[Dataset rows]
--- start ---
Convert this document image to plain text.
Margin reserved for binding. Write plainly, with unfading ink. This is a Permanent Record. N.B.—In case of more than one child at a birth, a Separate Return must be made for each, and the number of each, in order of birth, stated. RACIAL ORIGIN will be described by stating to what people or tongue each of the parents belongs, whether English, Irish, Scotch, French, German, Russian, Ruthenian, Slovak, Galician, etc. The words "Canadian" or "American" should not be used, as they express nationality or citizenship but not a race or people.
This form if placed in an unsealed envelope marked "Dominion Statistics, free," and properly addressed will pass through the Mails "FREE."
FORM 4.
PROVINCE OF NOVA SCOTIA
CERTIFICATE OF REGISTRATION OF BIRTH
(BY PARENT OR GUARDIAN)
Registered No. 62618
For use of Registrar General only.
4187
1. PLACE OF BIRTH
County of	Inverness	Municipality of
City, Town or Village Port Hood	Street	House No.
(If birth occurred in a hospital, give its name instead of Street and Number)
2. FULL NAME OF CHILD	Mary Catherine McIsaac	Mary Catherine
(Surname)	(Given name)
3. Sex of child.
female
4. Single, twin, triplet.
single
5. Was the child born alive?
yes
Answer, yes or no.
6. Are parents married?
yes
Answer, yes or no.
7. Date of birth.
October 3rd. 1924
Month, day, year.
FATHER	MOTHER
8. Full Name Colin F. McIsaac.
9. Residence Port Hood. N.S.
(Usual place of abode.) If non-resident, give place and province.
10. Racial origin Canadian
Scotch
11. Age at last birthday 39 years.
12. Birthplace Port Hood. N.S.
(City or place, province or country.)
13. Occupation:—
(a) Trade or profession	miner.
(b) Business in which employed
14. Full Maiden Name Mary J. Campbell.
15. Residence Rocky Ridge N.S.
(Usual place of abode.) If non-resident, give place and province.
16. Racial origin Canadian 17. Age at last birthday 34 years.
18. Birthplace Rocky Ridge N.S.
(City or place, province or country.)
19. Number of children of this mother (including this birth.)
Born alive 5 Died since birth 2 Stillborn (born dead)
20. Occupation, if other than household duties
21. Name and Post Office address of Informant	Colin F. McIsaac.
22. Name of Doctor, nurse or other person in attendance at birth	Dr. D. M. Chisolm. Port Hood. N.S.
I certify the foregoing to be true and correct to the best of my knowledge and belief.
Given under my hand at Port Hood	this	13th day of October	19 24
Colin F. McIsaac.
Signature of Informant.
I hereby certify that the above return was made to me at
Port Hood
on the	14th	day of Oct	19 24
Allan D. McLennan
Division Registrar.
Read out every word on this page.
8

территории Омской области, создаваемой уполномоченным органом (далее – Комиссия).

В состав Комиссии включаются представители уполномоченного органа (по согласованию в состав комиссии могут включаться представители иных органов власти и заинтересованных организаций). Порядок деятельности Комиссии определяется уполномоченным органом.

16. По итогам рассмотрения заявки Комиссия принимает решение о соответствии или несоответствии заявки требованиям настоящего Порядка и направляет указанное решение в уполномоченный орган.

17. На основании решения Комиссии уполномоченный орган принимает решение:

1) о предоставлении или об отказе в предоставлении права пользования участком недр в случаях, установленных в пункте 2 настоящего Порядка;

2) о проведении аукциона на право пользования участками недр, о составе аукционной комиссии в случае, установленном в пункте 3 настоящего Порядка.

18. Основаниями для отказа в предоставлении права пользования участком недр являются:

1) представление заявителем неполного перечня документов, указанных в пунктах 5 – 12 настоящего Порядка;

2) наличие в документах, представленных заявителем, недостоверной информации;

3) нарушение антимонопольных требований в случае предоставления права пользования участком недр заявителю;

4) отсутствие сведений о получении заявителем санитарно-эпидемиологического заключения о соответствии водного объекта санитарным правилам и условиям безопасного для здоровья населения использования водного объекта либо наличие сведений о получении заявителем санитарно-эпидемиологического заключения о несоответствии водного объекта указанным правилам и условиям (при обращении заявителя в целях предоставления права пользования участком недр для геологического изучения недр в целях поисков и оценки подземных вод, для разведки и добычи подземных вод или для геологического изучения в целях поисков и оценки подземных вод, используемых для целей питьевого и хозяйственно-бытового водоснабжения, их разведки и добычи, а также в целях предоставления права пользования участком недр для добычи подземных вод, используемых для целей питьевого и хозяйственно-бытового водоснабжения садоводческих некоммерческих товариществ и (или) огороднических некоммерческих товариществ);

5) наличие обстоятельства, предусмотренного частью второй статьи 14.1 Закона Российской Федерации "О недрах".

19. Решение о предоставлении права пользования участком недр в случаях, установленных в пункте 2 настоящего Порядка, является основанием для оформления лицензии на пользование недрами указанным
--- end ---
#### [BRIEF]
Return the number of lines that include the word "Colin", and nothing else.

#### [RESULT OF THIS EXERCISE]
3